### SEGMENTO DEL DOCUMENTO

Vignetta da documentazione.info
Poichè lo Stato italiano è obbligato a limitare la spesa pubblica (sia perché non può incrementare il suo debito sovrano, sia perché le sue politiche economiche spesso sono inefficienti o di natura assistenziale) non resta che incentivare gli investimenti dei privati. Con la globalizzazione molte imprese hanno delocalizzato all’estero, hanno cioè trasferito la produzione nei Paesi dove la pressione fiscale è minore e il costo del lavoro è più conveniente. Secondo Scalfari per indurre le aziende private ad investire, creare lavoro ed incrementare i consumi è indispensabile ridurre le tasse sul lavoro. L’argomentazione è logica, ma resta un dubbio: basterà la riduzione del cuneo fiscale per indurre le imprese italiane e straniere ad incrementare gli investimenti nel nostro Paese?
Inoltre, in questo ragionamento non c’è nessun riferimento alla Questione meridionale. La disoccupazione ed il sottosviluppo non sono in tutto il Paese, ma solo nelle regioni del Sud. Tornare ad investire nel Meridione non sarebbe proprio una cattiva idea. E’ solo una questione di scelte politiche e pertanto, se si vuole una ‘vera’ crescita Pil, è necessario che l’annosa questione delle disuguaglianze economiche tra le diverse aree del Paese torni al centro del dibattito politico.

sabato 8 ottobre 2016

AAA docenti cercasi

I docenti assunti con il piano straordinario previsto dalla Buona scuola e con il concorso non saranno sufficienti a coprire le cattedre disponibili. Eliminare il precariato è una missione impossibile

di Giovanni Pulvino (@PulvinoGiovanni)

### COMPITI DA SVOLGERE
a. Rispondi a queste domande sul brano su fisco e scuola:
(i) Secondo Scalfari, che cosa è indispensabile per indurre le aziende private a investire?
(ii) In quali regioni si concentrano disoccupazione e sottosviluppo?
(iii) Chi firma l'articolo "AAA docenti cercasi"?
b. Riprendi il brano su fisco e scuola e prosegui il testo a partire dal punto in cui si ferma.

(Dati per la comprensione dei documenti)
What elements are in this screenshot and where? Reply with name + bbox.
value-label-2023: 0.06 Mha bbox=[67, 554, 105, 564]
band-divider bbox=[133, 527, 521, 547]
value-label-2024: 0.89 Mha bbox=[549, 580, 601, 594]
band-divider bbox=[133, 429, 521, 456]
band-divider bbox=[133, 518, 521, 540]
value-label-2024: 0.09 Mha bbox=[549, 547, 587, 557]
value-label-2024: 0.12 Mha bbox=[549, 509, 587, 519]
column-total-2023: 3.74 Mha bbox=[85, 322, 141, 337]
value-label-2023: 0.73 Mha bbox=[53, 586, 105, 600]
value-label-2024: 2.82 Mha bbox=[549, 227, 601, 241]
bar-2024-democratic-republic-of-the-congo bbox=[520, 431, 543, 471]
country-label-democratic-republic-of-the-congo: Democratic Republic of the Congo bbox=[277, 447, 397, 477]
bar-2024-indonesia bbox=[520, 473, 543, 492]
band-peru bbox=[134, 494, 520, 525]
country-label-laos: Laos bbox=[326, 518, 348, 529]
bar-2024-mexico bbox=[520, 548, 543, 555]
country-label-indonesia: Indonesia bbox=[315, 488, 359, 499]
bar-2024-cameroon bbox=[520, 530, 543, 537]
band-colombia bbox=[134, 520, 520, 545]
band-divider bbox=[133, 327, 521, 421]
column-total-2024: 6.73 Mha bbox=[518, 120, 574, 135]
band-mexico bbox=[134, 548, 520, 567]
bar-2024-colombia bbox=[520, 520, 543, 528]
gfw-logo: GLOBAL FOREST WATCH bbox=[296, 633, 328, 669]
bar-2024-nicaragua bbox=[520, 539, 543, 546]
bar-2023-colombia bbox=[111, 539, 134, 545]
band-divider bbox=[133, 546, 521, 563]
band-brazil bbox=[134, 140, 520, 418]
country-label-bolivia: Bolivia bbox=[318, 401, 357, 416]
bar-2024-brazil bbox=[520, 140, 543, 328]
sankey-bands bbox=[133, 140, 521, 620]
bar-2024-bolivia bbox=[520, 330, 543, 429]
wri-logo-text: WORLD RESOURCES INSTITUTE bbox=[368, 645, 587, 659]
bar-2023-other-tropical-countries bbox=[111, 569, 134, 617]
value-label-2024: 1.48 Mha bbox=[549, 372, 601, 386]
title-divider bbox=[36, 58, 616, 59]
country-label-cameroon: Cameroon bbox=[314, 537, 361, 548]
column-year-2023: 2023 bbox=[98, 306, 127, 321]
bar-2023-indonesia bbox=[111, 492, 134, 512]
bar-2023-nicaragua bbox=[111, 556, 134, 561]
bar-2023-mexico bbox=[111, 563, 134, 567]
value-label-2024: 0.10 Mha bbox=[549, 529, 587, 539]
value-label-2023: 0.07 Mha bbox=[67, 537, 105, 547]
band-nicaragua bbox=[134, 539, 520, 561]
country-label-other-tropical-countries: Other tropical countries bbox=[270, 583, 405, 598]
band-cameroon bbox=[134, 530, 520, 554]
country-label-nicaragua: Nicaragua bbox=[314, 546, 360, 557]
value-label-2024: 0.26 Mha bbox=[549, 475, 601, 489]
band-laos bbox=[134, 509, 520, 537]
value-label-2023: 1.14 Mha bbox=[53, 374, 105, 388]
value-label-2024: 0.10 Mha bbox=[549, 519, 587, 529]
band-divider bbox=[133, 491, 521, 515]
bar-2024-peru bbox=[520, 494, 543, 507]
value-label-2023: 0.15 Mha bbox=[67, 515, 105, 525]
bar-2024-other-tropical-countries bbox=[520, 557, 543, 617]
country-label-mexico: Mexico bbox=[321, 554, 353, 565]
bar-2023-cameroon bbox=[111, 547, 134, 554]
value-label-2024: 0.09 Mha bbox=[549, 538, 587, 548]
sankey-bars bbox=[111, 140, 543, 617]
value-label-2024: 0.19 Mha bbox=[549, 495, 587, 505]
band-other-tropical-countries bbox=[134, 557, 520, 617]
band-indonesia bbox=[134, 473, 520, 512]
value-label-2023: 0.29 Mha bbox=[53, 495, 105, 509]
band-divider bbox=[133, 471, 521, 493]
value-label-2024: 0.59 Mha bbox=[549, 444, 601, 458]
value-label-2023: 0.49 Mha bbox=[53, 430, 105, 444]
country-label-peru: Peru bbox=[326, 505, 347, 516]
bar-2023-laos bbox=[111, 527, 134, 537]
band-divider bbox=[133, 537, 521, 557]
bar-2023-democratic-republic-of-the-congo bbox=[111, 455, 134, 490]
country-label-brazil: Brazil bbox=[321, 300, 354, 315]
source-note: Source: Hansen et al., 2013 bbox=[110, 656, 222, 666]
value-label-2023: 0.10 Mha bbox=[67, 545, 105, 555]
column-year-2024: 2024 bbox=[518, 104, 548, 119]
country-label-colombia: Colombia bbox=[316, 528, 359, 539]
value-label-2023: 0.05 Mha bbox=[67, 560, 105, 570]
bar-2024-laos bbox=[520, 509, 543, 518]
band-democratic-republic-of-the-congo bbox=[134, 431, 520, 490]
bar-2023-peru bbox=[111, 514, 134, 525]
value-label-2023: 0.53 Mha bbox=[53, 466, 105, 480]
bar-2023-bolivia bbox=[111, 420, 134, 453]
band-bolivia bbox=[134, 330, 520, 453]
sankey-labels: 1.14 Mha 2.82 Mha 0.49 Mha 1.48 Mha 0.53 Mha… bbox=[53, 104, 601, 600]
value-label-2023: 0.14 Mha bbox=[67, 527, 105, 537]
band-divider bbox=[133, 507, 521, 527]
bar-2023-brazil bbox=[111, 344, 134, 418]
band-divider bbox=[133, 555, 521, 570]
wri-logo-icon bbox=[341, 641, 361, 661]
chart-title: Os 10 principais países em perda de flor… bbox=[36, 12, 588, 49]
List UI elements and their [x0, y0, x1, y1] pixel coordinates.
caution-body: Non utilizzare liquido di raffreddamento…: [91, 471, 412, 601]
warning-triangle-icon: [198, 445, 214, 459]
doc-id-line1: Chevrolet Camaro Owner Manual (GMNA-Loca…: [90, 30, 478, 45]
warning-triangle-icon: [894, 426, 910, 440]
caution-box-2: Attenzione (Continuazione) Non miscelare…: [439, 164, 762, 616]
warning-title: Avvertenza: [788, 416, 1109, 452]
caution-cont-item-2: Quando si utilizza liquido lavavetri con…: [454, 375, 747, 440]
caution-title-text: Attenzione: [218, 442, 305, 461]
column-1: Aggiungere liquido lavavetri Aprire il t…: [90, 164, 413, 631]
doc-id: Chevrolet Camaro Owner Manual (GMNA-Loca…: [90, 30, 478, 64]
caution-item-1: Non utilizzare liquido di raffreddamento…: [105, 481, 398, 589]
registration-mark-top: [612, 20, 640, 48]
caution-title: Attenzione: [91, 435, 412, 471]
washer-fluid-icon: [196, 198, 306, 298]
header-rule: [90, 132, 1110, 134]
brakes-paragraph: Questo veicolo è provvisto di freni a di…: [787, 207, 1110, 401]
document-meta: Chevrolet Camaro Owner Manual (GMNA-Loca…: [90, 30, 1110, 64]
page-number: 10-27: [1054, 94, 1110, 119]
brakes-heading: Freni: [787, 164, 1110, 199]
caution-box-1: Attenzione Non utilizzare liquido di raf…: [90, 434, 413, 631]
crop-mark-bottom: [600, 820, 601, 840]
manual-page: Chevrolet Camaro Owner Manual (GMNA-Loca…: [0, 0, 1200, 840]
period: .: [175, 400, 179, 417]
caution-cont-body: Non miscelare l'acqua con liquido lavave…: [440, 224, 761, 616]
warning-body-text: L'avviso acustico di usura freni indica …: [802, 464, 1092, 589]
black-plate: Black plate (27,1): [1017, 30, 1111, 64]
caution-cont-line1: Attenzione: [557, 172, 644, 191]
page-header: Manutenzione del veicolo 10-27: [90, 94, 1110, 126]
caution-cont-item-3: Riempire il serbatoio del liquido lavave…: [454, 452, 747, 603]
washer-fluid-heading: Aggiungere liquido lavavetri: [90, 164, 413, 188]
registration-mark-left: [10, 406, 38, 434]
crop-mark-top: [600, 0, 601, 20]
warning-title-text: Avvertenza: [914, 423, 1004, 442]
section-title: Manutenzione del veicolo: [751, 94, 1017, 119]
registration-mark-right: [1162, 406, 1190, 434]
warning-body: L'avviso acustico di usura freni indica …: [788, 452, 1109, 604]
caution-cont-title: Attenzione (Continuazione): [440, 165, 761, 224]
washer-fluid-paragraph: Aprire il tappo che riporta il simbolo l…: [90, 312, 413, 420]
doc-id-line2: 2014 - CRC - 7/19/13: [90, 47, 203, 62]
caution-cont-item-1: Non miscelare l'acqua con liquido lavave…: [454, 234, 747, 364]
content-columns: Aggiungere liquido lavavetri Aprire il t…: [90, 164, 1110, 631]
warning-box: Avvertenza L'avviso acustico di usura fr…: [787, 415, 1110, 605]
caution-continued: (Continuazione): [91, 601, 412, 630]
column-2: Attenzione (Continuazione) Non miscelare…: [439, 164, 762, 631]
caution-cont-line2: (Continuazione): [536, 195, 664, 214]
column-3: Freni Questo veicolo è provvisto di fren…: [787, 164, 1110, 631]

### RISPOSTE SCRITTE
a.
(i) Ridurre le tasse sul lavoro.
(ii) Solo nelle regioni del Sud.
(iii) Giovanni Pulvino (@PulvinoGiovanni).

b.
Foto da professionistiscuola.it
La riforma voluta dal presidente del Consiglio, Matteo Renzi, non ha risolto i problemi della scuola italiana. L’obiettivo principale della Legge 107/2015 era quello di eliminare il precariato. I 48mila insegnanti (precari storici) immessi in ruolo con il piano di assunzione straordinaria e quelli assunti  con il concorso (previsti 60mila ma saranno molti di meno) che, ancora oggi, non è stato espletato, non saranno sufficienti a coprire le cattedre disponibili. Le scuole saranno costrette a nominare, con contratti a tempo determinato, decine di migliaia di docenti dalle graduatorie ad esaurimento (quelle che si volevano cancellare). 
Foto da linkedin.com
Aver ipotizzare una scuola senza docenti precari è stato un errore, perché ci sarà sempre la necessità di sostituire un insegnante che si ammala, che chiede il part-time o l’aspettativa, che ottiene l’assegnazione provvisoria o l’utilizzazione, ecc.. Queste esigenze, tipiche della scuola, diventano un problema solo quando la condizione di incertezza e precarietà dei docenti supplenti diviene stabile e definitiva. Negli ultimi due decenni oltre 150mila insegnanti si sono trovati in questa situazione.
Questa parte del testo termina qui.